→ Exercise brief
Quote the line containing "What does this" and all lines that follow it in the listing below, exactly as written.

Stored records:
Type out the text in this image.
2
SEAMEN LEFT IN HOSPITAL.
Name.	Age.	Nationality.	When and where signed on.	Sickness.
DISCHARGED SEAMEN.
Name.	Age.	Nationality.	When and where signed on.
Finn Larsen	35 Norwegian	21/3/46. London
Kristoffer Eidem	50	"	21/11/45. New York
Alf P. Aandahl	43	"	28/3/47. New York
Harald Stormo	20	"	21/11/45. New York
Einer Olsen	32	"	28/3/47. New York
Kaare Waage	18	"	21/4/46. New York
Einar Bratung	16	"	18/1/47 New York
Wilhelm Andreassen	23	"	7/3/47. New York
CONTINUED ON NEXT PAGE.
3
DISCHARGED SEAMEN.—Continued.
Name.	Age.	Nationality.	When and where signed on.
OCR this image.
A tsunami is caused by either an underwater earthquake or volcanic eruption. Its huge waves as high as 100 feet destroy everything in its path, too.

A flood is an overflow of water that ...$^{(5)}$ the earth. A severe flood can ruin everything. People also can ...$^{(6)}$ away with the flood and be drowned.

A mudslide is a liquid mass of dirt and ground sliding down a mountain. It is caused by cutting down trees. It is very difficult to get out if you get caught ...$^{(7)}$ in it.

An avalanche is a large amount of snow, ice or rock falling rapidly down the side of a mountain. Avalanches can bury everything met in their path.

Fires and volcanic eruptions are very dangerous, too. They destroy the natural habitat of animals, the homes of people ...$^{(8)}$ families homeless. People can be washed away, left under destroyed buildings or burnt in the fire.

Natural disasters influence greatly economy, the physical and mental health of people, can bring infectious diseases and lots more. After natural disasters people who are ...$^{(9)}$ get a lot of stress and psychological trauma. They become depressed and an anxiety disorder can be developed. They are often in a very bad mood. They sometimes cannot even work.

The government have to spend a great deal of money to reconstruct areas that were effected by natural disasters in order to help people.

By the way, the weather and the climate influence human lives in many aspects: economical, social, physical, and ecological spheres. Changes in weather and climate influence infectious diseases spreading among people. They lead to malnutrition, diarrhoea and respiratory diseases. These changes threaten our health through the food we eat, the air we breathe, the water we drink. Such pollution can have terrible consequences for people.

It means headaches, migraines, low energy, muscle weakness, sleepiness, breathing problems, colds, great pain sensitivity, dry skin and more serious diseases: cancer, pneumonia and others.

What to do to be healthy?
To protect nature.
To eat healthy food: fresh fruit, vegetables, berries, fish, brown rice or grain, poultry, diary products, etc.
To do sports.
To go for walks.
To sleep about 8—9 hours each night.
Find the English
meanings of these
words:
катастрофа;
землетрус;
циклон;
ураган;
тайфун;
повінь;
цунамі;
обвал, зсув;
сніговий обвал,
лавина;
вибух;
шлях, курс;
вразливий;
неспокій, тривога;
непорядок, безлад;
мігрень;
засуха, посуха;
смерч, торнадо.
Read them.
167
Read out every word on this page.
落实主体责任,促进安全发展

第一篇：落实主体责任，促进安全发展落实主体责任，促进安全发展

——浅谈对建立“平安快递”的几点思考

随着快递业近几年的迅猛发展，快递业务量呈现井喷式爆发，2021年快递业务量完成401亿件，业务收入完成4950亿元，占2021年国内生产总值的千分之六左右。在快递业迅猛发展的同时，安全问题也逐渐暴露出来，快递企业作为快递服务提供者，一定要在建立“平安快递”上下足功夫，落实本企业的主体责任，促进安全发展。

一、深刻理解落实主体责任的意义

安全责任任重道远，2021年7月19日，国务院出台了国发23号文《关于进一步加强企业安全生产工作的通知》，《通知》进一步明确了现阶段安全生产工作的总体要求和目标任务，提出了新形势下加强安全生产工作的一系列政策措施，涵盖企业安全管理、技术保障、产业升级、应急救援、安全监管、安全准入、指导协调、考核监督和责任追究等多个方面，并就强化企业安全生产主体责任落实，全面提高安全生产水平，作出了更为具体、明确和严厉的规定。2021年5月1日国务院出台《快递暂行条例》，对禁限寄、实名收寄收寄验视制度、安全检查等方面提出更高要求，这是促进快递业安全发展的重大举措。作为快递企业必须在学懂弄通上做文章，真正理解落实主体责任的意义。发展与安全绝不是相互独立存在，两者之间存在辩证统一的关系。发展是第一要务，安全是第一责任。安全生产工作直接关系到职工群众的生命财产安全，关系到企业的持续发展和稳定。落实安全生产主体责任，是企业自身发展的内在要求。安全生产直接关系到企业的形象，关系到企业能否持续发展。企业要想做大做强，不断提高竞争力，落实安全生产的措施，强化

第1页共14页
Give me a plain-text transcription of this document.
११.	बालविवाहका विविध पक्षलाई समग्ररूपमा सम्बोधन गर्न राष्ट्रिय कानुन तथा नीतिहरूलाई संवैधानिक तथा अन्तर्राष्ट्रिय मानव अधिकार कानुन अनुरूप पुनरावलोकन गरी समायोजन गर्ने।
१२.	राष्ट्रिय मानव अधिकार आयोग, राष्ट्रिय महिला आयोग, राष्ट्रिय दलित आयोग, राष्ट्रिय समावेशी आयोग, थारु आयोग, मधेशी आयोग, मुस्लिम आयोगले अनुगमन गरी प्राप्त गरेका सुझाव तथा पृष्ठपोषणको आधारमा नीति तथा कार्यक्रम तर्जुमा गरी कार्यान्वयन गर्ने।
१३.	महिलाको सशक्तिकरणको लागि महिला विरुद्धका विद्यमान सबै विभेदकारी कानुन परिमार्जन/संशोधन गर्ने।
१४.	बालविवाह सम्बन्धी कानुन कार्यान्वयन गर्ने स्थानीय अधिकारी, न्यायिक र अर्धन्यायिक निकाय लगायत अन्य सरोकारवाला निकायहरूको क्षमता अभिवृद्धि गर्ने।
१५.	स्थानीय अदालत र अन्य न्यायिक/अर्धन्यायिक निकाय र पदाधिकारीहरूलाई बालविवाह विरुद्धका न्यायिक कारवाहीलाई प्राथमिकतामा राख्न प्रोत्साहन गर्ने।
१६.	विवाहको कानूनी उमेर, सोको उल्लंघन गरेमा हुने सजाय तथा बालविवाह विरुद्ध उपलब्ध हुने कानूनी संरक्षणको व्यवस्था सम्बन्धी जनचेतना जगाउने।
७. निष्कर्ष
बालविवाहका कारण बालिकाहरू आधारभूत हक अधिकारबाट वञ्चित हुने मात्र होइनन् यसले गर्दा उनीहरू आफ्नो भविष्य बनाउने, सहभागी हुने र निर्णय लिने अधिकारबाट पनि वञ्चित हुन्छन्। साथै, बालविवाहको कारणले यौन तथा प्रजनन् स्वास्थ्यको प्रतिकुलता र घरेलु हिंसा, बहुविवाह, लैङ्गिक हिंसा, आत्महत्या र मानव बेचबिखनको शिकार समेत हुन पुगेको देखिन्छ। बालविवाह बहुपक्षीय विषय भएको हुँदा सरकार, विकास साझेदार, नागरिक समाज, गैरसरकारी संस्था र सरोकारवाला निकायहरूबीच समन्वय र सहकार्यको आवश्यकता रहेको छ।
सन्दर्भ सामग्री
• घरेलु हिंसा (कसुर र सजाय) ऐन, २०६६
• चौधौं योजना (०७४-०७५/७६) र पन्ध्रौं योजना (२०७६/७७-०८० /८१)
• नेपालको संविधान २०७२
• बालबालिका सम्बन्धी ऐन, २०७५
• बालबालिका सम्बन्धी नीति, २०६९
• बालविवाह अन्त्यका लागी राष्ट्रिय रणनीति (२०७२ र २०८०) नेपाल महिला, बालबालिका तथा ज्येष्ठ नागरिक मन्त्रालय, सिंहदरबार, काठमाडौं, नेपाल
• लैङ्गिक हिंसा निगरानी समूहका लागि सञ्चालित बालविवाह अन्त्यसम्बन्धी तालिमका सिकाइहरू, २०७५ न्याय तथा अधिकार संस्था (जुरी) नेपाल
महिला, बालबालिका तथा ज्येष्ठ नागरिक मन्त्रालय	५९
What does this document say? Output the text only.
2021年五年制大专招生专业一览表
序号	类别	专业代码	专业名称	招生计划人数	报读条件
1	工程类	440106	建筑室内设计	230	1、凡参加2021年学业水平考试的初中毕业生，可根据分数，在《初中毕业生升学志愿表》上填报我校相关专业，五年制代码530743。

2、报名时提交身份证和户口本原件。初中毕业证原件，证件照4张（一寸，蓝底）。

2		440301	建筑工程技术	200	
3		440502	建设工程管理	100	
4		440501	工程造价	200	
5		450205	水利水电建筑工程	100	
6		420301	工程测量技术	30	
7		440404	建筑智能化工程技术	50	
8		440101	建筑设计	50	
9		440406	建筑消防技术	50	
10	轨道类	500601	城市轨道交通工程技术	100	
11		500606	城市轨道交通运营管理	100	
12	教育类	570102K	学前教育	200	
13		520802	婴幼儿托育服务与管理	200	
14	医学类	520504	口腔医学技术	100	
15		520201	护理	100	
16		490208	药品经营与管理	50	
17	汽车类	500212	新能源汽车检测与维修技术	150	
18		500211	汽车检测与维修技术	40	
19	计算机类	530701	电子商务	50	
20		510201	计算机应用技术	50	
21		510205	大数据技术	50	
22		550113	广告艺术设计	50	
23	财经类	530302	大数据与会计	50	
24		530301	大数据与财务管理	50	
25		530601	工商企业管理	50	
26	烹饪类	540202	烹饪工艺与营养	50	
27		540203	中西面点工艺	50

→ Worked answer
What does this document say? Output the text only.
2021年五年制大专招生专业一览表
序号	类别	专业代码	专业名称	招生计划人数	报读条件
1	工程类	440106	建筑室内设计	230	1、凡参加2021年学业水平考试的初中毕业生，可根据分数，在《初中毕业生升学志愿表》上填报我校相关专业，五年制代码530743。

2、报名时提交身份证和户口本原件。初中毕业证原件，证件照4张（一寸，蓝底）。

2		440301	建筑工程技术	200	
3		440502	建设工程管理	100	
4		440501	工程造价	200	
5		450205	水利水电建筑工程	100	
6		420301	工程测量技术	30	
7		440404	建筑智能化工程技术	50	
8		440101	建筑设计	50	
9		440406	建筑消防技术	50	
10	轨道类	500601	城市轨道交通工程技术	100	
11		500606	城市轨道交通运营管理	100	
12	教育类	570102K	学前教育	200	
13		520802	婴幼儿托育服务与管理	200	
14	医学类	520504	口腔医学技术	100	
15		520201	护理	100	
16		490208	药品经营与管理	50	
17	汽车类	500212	新能源汽车检测与维修技术	150	
18		500211	汽车检测与维修技术	40	
19	计算机类	530701	电子商务	50	
20		510201	计算机应用技术	50	
21		510205	大数据技术	50	
22		550113	广告艺术设计	50	
23	财经类	530302	大数据与会计	50	
24		530301	大数据与财务管理	50	
25		530601	工商企业管理	50	
26	烹饪类	540202	烹饪工艺与营养	50	
27		540203	中西面点工艺	50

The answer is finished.